Scan the data for "rviz" and copy the lines it appears in.
───── Dataset rows ─────
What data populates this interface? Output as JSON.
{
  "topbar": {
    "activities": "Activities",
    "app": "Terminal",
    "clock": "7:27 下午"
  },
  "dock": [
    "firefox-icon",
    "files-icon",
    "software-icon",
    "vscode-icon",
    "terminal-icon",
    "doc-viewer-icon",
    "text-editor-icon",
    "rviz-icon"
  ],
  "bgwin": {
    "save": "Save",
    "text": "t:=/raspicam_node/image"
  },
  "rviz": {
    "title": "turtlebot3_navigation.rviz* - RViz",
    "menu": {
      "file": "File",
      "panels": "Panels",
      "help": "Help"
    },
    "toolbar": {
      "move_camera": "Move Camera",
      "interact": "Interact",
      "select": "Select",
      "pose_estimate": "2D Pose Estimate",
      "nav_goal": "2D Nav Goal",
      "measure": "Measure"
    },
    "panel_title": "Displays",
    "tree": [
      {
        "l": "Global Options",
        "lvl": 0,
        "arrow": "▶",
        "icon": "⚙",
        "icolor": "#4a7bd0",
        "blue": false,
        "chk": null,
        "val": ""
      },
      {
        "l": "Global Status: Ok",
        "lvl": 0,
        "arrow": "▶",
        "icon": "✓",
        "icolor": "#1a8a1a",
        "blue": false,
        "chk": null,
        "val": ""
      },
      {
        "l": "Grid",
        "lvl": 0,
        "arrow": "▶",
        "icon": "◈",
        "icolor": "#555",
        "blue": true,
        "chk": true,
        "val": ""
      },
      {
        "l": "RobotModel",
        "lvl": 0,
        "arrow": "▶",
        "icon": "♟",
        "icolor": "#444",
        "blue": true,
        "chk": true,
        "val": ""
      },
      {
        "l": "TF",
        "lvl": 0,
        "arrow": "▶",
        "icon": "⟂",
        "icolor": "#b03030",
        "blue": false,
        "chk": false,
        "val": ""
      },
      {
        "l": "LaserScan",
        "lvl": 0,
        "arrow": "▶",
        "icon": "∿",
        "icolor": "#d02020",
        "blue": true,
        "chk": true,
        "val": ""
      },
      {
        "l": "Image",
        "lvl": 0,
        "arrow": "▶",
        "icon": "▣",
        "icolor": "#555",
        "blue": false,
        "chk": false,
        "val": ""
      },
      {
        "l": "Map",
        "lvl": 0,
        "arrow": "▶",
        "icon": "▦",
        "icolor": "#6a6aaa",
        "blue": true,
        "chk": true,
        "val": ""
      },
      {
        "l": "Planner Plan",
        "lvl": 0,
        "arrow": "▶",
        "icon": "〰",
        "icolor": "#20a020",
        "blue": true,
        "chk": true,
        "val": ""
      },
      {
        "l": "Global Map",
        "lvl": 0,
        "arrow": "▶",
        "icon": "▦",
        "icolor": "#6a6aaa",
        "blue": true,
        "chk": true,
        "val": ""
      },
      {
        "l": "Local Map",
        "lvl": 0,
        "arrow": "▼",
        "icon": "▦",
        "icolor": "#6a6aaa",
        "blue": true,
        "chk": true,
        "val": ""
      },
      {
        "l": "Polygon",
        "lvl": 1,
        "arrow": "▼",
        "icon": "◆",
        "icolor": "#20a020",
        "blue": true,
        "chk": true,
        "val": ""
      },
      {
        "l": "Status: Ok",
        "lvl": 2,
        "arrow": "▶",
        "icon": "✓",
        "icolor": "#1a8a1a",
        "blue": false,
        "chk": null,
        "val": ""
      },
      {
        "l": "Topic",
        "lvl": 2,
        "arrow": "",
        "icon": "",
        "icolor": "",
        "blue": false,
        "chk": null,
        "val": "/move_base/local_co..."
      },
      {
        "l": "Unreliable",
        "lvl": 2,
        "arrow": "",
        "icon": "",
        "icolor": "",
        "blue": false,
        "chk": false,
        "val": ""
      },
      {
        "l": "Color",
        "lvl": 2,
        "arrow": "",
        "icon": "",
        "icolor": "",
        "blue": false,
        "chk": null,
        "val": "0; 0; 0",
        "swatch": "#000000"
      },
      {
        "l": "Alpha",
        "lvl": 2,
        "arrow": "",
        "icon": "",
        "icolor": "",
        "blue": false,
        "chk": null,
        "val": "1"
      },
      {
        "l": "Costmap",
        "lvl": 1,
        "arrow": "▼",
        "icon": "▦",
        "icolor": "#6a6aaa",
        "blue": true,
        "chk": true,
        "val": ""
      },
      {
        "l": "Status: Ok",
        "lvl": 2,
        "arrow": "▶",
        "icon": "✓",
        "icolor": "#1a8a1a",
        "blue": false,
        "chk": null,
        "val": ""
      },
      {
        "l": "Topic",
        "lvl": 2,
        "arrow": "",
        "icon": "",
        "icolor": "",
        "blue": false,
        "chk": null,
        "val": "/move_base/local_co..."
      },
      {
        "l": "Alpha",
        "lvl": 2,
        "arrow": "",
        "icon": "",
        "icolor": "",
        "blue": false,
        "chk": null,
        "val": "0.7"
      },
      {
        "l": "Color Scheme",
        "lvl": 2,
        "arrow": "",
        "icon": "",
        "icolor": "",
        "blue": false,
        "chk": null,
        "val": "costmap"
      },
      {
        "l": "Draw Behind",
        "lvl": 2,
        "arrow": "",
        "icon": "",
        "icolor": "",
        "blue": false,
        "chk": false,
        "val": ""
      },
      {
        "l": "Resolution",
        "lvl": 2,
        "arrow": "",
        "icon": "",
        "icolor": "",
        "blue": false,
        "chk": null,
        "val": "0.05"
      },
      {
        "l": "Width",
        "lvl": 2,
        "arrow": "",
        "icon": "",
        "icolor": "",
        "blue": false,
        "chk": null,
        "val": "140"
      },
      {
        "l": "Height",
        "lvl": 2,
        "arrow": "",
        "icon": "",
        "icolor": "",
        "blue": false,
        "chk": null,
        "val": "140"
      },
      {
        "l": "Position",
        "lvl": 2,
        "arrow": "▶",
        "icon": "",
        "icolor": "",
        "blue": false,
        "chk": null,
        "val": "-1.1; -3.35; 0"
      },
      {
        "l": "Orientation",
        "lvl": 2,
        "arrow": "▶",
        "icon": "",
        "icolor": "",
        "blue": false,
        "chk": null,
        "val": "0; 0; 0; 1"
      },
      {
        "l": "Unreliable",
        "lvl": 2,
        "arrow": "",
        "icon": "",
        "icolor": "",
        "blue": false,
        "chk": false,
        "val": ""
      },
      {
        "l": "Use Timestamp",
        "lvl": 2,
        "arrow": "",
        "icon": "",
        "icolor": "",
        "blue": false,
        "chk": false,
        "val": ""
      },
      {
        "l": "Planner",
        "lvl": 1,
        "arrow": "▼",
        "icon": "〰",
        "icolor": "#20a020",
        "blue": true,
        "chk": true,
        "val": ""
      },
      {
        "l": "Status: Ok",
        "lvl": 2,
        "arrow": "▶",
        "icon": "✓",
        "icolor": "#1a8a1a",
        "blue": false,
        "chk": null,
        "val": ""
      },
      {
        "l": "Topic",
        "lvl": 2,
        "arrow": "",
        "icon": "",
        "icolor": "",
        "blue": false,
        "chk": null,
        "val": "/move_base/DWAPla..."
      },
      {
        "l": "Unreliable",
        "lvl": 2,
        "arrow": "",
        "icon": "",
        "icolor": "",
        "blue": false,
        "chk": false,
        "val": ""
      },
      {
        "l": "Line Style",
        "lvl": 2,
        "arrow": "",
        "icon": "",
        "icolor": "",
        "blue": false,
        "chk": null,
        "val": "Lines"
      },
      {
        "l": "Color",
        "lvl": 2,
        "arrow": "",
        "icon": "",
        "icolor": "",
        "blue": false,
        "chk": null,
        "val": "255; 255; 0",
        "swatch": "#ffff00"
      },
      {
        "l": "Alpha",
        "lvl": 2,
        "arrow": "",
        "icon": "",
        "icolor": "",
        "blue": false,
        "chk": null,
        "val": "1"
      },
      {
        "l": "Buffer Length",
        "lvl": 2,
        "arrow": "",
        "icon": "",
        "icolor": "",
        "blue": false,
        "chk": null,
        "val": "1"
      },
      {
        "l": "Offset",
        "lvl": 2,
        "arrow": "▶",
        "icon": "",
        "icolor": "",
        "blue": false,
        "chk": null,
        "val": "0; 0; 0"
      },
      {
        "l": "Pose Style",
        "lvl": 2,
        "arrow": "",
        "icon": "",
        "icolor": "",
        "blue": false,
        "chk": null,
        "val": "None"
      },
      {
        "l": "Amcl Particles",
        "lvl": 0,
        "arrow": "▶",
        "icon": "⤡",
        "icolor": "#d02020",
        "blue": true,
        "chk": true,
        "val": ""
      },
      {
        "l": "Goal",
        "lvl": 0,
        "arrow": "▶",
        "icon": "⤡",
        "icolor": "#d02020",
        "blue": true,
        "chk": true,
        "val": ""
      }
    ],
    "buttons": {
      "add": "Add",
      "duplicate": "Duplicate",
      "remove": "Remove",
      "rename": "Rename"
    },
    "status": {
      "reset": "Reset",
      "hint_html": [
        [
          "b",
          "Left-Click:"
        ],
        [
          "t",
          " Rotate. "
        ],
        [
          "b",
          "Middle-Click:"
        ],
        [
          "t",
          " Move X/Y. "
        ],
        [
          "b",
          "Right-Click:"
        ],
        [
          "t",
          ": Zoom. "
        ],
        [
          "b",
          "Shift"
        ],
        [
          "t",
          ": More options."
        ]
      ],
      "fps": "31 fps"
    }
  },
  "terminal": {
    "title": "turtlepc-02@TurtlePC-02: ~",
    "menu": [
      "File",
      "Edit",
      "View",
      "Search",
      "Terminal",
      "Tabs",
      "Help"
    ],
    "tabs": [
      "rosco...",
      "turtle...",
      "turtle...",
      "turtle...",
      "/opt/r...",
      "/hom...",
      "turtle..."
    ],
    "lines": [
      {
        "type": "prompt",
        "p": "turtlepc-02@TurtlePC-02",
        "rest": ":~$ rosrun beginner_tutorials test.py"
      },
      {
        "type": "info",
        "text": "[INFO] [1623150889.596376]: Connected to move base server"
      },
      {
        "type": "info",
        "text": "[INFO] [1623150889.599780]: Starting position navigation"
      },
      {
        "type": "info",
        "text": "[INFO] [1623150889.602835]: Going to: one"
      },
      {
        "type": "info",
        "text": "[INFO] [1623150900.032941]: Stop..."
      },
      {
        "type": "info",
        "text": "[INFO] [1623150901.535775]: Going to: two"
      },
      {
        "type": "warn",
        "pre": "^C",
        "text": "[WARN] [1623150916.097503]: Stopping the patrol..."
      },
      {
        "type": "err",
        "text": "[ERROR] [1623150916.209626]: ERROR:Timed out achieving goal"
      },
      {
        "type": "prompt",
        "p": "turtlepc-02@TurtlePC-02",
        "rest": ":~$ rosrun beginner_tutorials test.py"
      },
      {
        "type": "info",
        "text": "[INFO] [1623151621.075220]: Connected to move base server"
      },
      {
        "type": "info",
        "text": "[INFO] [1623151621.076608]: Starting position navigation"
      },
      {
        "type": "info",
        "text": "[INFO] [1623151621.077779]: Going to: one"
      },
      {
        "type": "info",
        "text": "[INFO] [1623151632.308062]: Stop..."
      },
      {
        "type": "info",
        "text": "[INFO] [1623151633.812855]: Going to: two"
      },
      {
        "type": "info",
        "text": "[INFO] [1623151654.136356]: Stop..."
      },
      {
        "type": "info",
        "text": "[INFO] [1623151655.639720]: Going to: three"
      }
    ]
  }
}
─────
# Finished task
    "rviz-icon"
  "rviz": {
    "title": "turtlebot3_navigation.rviz* - RViz",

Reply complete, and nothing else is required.